Figure contents as structured data:

━━━━━━━━

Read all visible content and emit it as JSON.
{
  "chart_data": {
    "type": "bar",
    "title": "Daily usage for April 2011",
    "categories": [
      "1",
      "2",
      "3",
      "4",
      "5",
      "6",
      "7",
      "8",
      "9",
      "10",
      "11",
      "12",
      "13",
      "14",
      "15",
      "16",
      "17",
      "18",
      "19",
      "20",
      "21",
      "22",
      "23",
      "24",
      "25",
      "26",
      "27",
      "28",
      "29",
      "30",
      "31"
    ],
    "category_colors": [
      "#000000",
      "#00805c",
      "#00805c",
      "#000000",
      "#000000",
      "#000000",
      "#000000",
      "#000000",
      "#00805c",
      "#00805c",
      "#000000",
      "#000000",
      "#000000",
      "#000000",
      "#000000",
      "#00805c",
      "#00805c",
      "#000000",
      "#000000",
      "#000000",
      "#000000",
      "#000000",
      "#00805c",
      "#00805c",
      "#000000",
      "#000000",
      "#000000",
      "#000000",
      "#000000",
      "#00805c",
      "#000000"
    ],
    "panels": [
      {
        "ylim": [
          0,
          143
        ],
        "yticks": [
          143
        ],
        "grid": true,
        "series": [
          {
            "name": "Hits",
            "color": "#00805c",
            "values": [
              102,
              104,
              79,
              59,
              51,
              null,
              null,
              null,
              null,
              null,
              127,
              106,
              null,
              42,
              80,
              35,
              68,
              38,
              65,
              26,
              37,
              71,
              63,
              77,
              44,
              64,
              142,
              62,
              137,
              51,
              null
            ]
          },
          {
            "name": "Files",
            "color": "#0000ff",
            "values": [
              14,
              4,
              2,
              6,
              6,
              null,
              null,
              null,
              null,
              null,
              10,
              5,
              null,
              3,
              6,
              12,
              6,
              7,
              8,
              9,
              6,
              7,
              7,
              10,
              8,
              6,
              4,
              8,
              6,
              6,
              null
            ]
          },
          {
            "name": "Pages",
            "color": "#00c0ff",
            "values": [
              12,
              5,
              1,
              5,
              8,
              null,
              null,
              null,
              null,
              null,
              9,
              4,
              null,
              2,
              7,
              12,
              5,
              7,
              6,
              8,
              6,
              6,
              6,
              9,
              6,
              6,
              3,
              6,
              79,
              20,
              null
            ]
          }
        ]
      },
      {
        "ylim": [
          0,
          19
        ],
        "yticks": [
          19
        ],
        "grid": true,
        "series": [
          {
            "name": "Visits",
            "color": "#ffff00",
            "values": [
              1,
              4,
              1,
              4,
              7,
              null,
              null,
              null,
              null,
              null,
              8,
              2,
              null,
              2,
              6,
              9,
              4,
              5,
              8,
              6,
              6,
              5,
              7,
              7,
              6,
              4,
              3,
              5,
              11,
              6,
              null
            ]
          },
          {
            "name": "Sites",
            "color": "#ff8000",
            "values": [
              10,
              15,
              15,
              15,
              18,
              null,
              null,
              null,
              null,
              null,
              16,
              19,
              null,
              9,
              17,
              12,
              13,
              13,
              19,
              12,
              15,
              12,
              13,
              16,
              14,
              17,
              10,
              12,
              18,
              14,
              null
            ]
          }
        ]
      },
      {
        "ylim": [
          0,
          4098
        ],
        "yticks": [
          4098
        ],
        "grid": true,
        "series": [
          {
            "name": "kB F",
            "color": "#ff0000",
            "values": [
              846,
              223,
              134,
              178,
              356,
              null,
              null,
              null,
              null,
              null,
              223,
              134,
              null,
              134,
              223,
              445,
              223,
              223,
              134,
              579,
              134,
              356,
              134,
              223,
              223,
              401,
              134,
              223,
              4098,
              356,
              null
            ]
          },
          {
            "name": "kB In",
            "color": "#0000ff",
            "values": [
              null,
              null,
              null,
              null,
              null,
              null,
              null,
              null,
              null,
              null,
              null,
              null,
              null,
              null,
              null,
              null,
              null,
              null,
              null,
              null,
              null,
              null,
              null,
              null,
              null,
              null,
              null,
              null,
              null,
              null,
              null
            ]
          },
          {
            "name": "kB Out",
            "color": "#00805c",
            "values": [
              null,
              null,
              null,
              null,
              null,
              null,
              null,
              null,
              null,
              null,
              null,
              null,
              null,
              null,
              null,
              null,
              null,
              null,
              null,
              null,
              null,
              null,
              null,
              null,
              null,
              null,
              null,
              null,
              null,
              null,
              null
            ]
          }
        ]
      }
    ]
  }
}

━━━━━━━━

### WORK TO COMPLETE
Retype the data exactly as given.

### RESULT BELOW
Read all visible content and emit it as JSON.
{
  "chart_data": {
    "type": "bar",
    "title": "Daily usage for April 2011",
    "categories": [
      "1",
      "2",
      "3",
      "4",
      "5",
      "6",
      "7",
      "8",
      "9",
      "10",
      "11",
      "12",
      "13",
      "14",
      "15",
      "16",
      "17",
      "18",
      "19",
      "20",
      "21",
      "22",
      "23",
      "24",
      "25",
      "26",
      "27",
      "28",
      "29",
      "30",
      "31"
    ],
    "category_colors": [
      "#000000",
      "#00805c",
      "#00805c",
      "#000000",
      "#000000",
      "#000000",
      "#000000",
      "#000000",
      "#00805c",
      "#00805c",
      "#000000",
      "#000000",
      "#000000",
      "#000000",
      "#000000",
      "#00805c",
      "#00805c",
      "#000000",
      "#000000",
      "#000000",
      "#000000",
      "#000000",
      "#00805c",
      "#00805c",
      "#000000",
      "#000000",
      "#000000",
      "#000000",
      "#000000",
      "#00805c",
      "#000000"
    ],
    "panels": [
      {
        "ylim": [
          0,
          143
        ],
        "yticks": [
          143
        ],
        "grid": true,
        "series": [
          {
            "name": "Hits",
            "color": "#00805c",
            "values": [
              102,
              104,
              79,
              59,
              51,
              null,
              null,
              null,
              null,
              null,
              127,
              106,
              null,
              42,
              80,
              35,
              68,
              38,
              65,
              26,
              37,
              71,
              63,
              77,
              44,
              64,
              142,
              62,
              137,
              51,
              null
            ]
          },
          {
            "name": "Files",
            "color": "#0000ff",
            "values": [
              14,
              4,
              2,
              6,
              6,
              null,
              null,
              null,
              null,
              null,
              10,
              5,
              null,
              3,
              6,
              12,
              6,
              7,
              8,
              9,
              6,
              7,
              7,
              10,
              8,
              6,
              4,
              8,
              6,
              6,
              null
            ]
          },
          {
            "name": "Pages",
            "color": "#00c0ff",
            "values": [
              12,
              5,
              1,
              5,
              8,
              null,
              null,
              null,
              null,
              null,
              9,
              4,
              null,
              2,
              7,
              12,
              5,
              7,
              6,
              8,
              6,
              6,
              6,
              9,
              6,
              6,
              3,
              6,
              79,
              20,
              null
            ]
          }
        ]
      },
      {
        "ylim": [
          0,
          19
        ],
        "yticks": [
          19
        ],
        "grid": true,
        "series": [
          {
            "name": "Visits",
            "color": "#ffff00",
            "values": [
              1,
              4,
              1,
              4,
              7,
              null,
              null,
              null,
              null,
              null,
              8,
              2,
              null,
              2,
              6,
              9,
              4,
              5,
              8,
              6,
              6,
              5,
              7,
              7,
              6,
              4,
              3,
              5,
              11,
              6,
              null
            ]
          },
          {
            "name": "Sites",
            "color": "#ff8000",
            "values": [
              10,
              15,
              15,
              15,
              18,
              null,
              null,
              null,
              null,
              null,
              16,
              19,
              null,
              9,
              17,
              12,
              13,
              13,
              19,
              12,
              15,
              12,
              13,
              16,
              14,
              17,
              10,
              12,
              18,
              14,
              null
            ]
          }
        ]
      },
      {
        "ylim": [
          0,
          4098
        ],
        "yticks": [
          4098
        ],
        "grid": true,
        "series": [
          {
            "name": "kB F",
            "color": "#ff0000",
            "values": [
              846,
              223,
              134,
              178,
              356,
              null,
              null,
              null,
              null,
              null,
              223,
              134,
              null,
              134,
              223,
              445,
              223,
              223,
              134,
              579,
              134,
              356,
              134,
              223,
              223,
              401,
              134,
              223,
              4098,
              356,
              null
            ]
          },
          {
            "name": "kB In",
            "color": "#0000ff",
            "values": [
              null,
              null,
              null,
              null,
              null,
              null,
              null,
              null,
              null,
              null,
              null,
              null,
              null,
              null,
              null,
              null,
              null,
              null,
              null,
              null,
              null,
              null,
              null,
              null,
              null,
              null,
              null,
              null,
              null,
              null,
              null
            ]
          },
          {
            "name": "kB Out",
            "color": "#00805c",
            "values": [
              null,
              null,
              null,
              null,
              null,
              null,
              null,
              null,
              null,
              null,
              null,
              null,
              null,
              null,
              null,
              null,
              null,
              null,
              null,
              null,
              null,
              null,
              null,
              null,
              null,
              null,
              null,
              null,
              null,
              null,
              null
            ]
          }
        ]
      }
    ]
  }
}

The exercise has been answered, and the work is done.